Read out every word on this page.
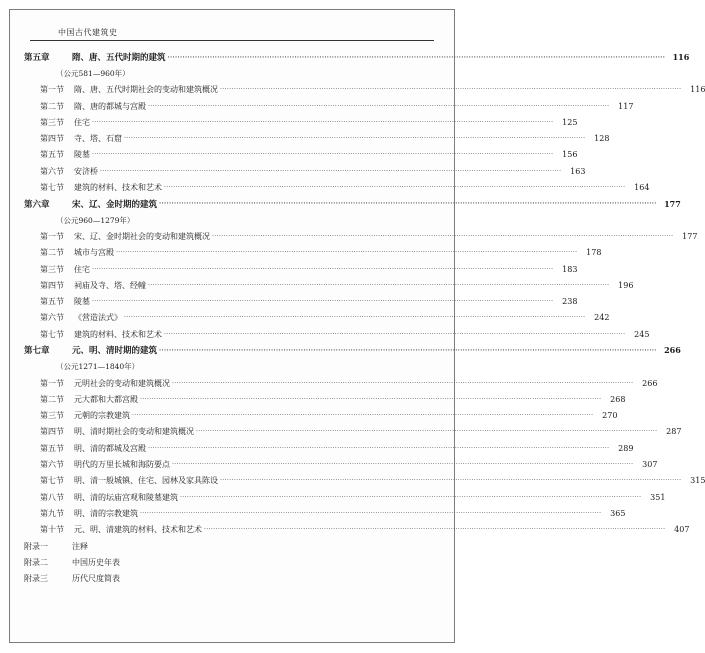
中国古代建筑史
第五章	隋、唐、五代时期的建筑 ········································································································································································································ 116
（公元581—960年）
第一节	隋、唐、五代时期社会的变动和建筑概况 ········································································································································································································	116
第二节	隋、唐的都城与宫殿 ········································································································································································································	117
第三节	住宅 ········································································································································································································	125
第四节	寺、塔、石窟 ········································································································································································································	128
第五节	陵墓 ········································································································································································································	156
第六节	安济桥 ········································································································································································································	163
第七节	建筑的材料、技术和艺术 ········································································································································································································	164
第六章	宋、辽、金时期的建筑 ········································································································································································································ 177
（公元960—1279年）
第一节	宋、辽、金时期社会的变动和建筑概况 ········································································································································································································	177
第二节	城市与宫殿 ········································································································································································································	178
第三节	住宅 ········································································································································································································	183
第四节	祠庙及寺、塔、经幢 ········································································································································································································	196
第五节	陵墓 ········································································································································································································	238
第六节	《营造法式》 ········································································································································································································	242
第七节	建筑的材料、技术和艺术 ········································································································································································································	245
第七章	元、明、清时期的建筑 ········································································································································································································ 266
（公元1271—1840年）
第一节	元明社会的变动和建筑概况 ········································································································································································································	266
第二节	元大都和大都宫殿 ········································································································································································································	268
第三节	元朝的宗教建筑 ········································································································································································································	270
第四节	明、清时期社会的变动和建筑概况 ········································································································································································································	287
第五节	明、清的都城及宫殿 ········································································································································································································	289
第六节	明代的万里长城和海防要点 ········································································································································································································	307
第七节	明、清一般城镇、住宅、园林及家具陈设 ········································································································································································································	315
第八节	明、清的坛庙宫观和陵墓建筑 ········································································································································································································	351
第九节	明、清的宗教建筑 ········································································································································································································	365
第十节	元、明、清建筑的材料、技术和艺术 ········································································································································································································	407
附录一	注释
附录二	中国历史年表
附录三	历代尺度简表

------------------------------------------------

▶ Written problem:
Repeat the records word for word. Any picture in them should be left out.

▶ Written response:
Read out every word on this page.
中国古代建筑史
第五章	隋、唐、五代时期的建筑 ········································································································································································································ 116
（公元581—960年）
第一节	隋、唐、五代时期社会的变动和建筑概况 ········································································································································································································	116
第二节	隋、唐的都城与宫殿 ········································································································································································································	117
第三节	住宅 ········································································································································································································	125
第四节	寺、塔、石窟 ········································································································································································································	128
第五节	陵墓 ········································································································································································································	156
第六节	安济桥 ········································································································································································································	163
第七节	建筑的材料、技术和艺术 ········································································································································································································	164
第六章	宋、辽、金时期的建筑 ········································································································································································································ 177
（公元960—1279年）
第一节	宋、辽、金时期社会的变动和建筑概况 ········································································································································································································	177
第二节	城市与宫殿 ········································································································································································································	178
第三节	住宅 ········································································································································································································	183
第四节	祠庙及寺、塔、经幢 ········································································································································································································	196
第五节	陵墓 ········································································································································································································	238
第六节	《营造法式》 ········································································································································································································	242
第七节	建筑的材料、技术和艺术 ········································································································································································································	245
第七章	元、明、清时期的建筑 ········································································································································································································ 266
（公元1271—1840年）
第一节	元明社会的变动和建筑概况 ········································································································································································································	266
第二节	元大都和大都宫殿 ········································································································································································································	268
第三节	元朝的宗教建筑 ········································································································································································································	270
第四节	明、清时期社会的变动和建筑概况 ········································································································································································································	287
第五节	明、清的都城及宫殿 ········································································································································································································	289
第六节	明代的万里长城和海防要点 ········································································································································································································	307
第七节	明、清一般城镇、住宅、园林及家具陈设 ········································································································································································································	315
第八节	明、清的坛庙宫观和陵墓建筑 ········································································································································································································	351
第九节	明、清的宗教建筑 ········································································································································································································	365
第十节	元、明、清建筑的材料、技术和艺术 ········································································································································································································	407
附录一	注释
附录二	中国历史年表
附录三	历代尺度简表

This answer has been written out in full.